Do this => For each line below that contains the string "Bologna", copy that line.

Dataset items:
####

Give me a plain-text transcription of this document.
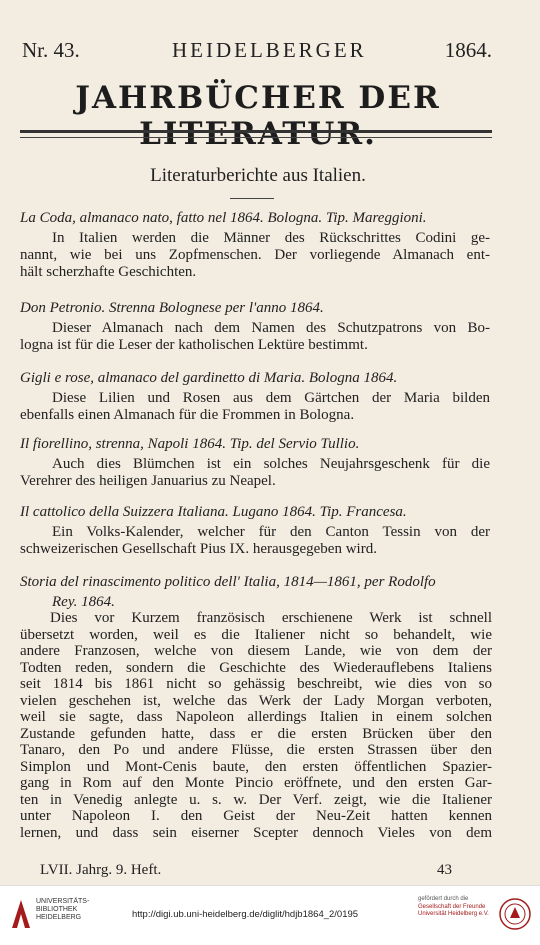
Nr. 43.	HEIDELBERGER	1864.
JAHRBÜCHER DER LITERATUR.
Literaturberichte aus Italien.
La Coda, almanaco nato, fatto nel 1864. Bologna. Tip. Mareggioni.
In Italien werden die Männer des Rückschrittes Codini ge-
nannt, wie bei uns Zopfmenschen. Der vorliegende Almanach ent-
hält scherzhafte Geschichten.
Don Petronio. Strenna Bolognese per l'anno 1864.
Dieser Almanach nach dem Namen des Schutzpatrons von Bo-
logna ist für die Leser der katholischen Lektüre bestimmt.
Gigli e rose, almanaco del gardinetto di Maria. Bologna 1864.
Diese Lilien und Rosen aus dem Gärtchen der Maria bilden
ebenfalls einen Almanach für die Frommen in Bologna.
Il fiorellino, strenna, Napoli 1864. Tip. del Servio Tullio.
Auch dies Blümchen ist ein solches Neujahrsgeschenk für die
Verehrer des heiligen Januarius zu Neapel.
Il cattolico della Suizzera Italiana. Lugano 1864. Tip. Francesa.
Ein Volks-Kalender, welcher für den Canton Tessin von der
schweizerischen Gesellschaft Pius IX. herausgegeben wird.
Storia del rinascimento politico dell' Italia, 1814—1861, per Rodolfo
Rey. 1864.
Dies vor Kurzem französisch erschienene Werk ist schnell
übersetzt worden, weil es die Italiener nicht so behandelt, wie
andere Franzosen, welche von diesem Lande, wie von dem der
Todten reden, sondern die Geschichte des Wiederauflebens Italiens
seit 1814 bis 1861 nicht so gehässig beschreibt, wie dies von so
vielen geschehen ist, welche das Werk der Lady Morgan verboten,
weil sie sagte, dass Napoleon allerdings Italien in einem solchen
Zustande gefunden hatte, dass er die ersten Brücken über den
Tanaro, den Po und andere Flüsse, die ersten Strassen über den
Simplon und Mont-Cenis baute, den ersten öffentlichen Spazier-
gang in Rom auf den Monte Pincio eröffnete, und den ersten Gar-
ten in Venedig anlegte u. s. w. Der Verf. zeigt, wie die Italiener
unter Napoleon I. den Geist der Neu-Zeit hatten kennen
lernen, und dass sein eiserner Scepter dennoch Vieles von dem
LVII. Jahrg. 9. Heft.	43
UNIVERSITÄTS-
BIBLIOTHEK
HEIDELBERG	http://digi.ub.uni-heidelberg.de/diglit/hdjb1864_2/0195
gefördert durch die
Gesellschaft der Freunde
Universität Heidelberg e.V.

####

The solution =>
La Coda, almanaco nato, fatto nel 1864. Bologna. Tip. Mareggioni.
Gigli e rose, almanaco del gardinetto di Maria. Bologna 1864.
ebenfalls einen Almanach für die Frommen in Bologna.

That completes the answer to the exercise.